▶ **Task directions**: Please restate the following records word for word.

▶ **Stored data**:
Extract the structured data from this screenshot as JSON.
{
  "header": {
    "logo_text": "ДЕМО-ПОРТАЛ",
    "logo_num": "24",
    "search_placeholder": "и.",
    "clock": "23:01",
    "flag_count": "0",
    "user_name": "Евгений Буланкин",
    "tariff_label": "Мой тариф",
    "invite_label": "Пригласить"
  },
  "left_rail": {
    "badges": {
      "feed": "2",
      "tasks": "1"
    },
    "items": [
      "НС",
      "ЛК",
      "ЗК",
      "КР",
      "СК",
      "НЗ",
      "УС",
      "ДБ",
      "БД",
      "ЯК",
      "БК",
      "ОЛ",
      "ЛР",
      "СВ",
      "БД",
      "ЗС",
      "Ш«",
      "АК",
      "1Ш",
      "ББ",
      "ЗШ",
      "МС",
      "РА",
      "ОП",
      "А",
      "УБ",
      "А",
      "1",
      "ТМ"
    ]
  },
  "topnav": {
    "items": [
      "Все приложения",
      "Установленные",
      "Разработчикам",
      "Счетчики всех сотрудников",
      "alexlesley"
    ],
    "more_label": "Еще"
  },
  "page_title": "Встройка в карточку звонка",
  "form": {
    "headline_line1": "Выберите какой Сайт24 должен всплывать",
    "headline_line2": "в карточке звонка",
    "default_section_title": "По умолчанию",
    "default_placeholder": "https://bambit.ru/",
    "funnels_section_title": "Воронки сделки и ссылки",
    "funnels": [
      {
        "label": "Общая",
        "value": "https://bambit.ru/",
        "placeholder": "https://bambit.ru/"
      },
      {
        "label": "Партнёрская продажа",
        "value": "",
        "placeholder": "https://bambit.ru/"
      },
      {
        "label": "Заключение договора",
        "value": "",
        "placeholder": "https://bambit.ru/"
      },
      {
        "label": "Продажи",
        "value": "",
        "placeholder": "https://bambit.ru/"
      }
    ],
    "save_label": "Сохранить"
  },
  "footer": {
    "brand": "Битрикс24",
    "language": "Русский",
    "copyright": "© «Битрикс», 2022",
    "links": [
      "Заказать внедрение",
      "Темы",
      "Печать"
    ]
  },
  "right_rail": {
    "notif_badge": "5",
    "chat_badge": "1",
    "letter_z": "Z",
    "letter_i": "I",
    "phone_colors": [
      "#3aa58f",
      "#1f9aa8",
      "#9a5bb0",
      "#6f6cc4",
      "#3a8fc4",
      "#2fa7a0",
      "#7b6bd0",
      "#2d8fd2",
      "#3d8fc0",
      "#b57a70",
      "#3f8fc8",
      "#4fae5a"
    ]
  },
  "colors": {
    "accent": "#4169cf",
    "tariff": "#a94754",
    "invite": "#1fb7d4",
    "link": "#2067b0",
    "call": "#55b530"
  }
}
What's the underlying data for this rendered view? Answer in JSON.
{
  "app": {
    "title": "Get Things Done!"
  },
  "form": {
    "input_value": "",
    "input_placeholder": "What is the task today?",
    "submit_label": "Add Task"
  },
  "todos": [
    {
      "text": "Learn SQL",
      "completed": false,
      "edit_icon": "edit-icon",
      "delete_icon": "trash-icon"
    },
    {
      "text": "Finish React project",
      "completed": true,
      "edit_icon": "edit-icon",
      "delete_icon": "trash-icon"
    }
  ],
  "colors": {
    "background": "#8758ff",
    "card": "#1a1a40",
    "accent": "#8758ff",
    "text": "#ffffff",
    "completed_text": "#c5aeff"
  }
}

▶ **Output for this exercise**:
Extract the structured data from this screenshot as JSON.
{
  "header": {
    "logo_text": "ДЕМО-ПОРТАЛ",
    "logo_num": "24",
    "search_placeholder": "и.",
    "clock": "23:01",
    "flag_count": "0",
    "user_name": "Евгений Буланкин",
    "tariff_label": "Мой тариф",
    "invite_label": "Пригласить"
  },
  "left_rail": {
    "badges": {
      "feed": "2",
      "tasks": "1"
    },
    "items": [
      "НС",
      "ЛК",
      "ЗК",
      "КР",
      "СК",
      "НЗ",
      "УС",
      "ДБ",
      "БД",
      "ЯК",
      "БК",
      "ОЛ",
      "ЛР",
      "СВ",
      "БД",
      "ЗС",
      "Ш«",
      "АК",
      "1Ш",
      "ББ",
      "ЗШ",
      "МС",
      "РА",
      "ОП",
      "А",
      "УБ",
      "А",
      "1",
      "ТМ"
    ]
  },
  "topnav": {
    "items": [
      "Все приложения",
      "Установленные",
      "Разработчикам",
      "Счетчики всех сотрудников",
      "alexlesley"
    ],
    "more_label": "Еще"
  },
  "page_title": "Встройка в карточку звонка",
  "form": {
    "headline_line1": "Выберите какой Сайт24 должен всплывать",
    "headline_line2": "в карточке звонка",
    "default_section_title": "По умолчанию",
    "default_placeholder": "https://bambit.ru/",
    "funnels_section_title": "Воронки сделки и ссылки",
    "funnels": [
      {
        "label": "Общая",
        "value": "https://bambit.ru/",
        "placeholder": "https://bambit.ru/"
      },
      {
        "label": "Партнёрская продажа",
        "value": "",
        "placeholder": "https://bambit.ru/"
      },
      {
        "label": "Заключение договора",
        "value": "",
        "placeholder": "https://bambit.ru/"
      },
      {
        "label": "Продажи",
        "value": "",
        "placeholder": "https://bambit.ru/"
      }
    ],
    "save_label": "Сохранить"
  },
  "footer": {
    "brand": "Битрикс24",
    "language": "Русский",
    "copyright": "© «Битрикс», 2022",
    "links": [
      "Заказать внедрение",
      "Темы",
      "Печать"
    ]
  },
  "right_rail": {
    "notif_badge": "5",
    "chat_badge": "1",
    "letter_z": "Z",
    "letter_i": "I",
    "phone_colors": [
      "#3aa58f",
      "#1f9aa8",
      "#9a5bb0",
      "#6f6cc4",
      "#3a8fc4",
      "#2fa7a0",
      "#7b6bd0",
      "#2d8fd2",
      "#3d8fc0",
      "#b57a70",
      "#3f8fc8",
      "#4fae5a"
    ]
  },
  "colors": {
    "accent": "#4169cf",
    "tariff": "#a94754",
    "invite": "#1fb7d4",
    "link": "#2067b0",
    "call": "#55b530"
  }
}
What's the underlying data for this rendered view? Answer in JSON.
{
  "app": {
    "title": "Get Things Done!"
  },
  "form": {
    "input_value": "",
    "input_placeholder": "What is the task today?",
    "submit_label": "Add Task"
  },
  "todos": [
    {
      "text": "Learn SQL",
      "completed": false,
      "edit_icon": "edit-icon",
      "delete_icon": "trash-icon"
    },
    {
      "text": "Finish React project",
      "completed": true,
      "edit_icon": "edit-icon",
      "delete_icon": "trash-icon"
    }
  ],
  "colors": {
    "background": "#8758ff",
    "card": "#1a1a40",
    "accent": "#8758ff",
    "text": "#ffffff",
    "completed_text": "#c5aeff"
  }
}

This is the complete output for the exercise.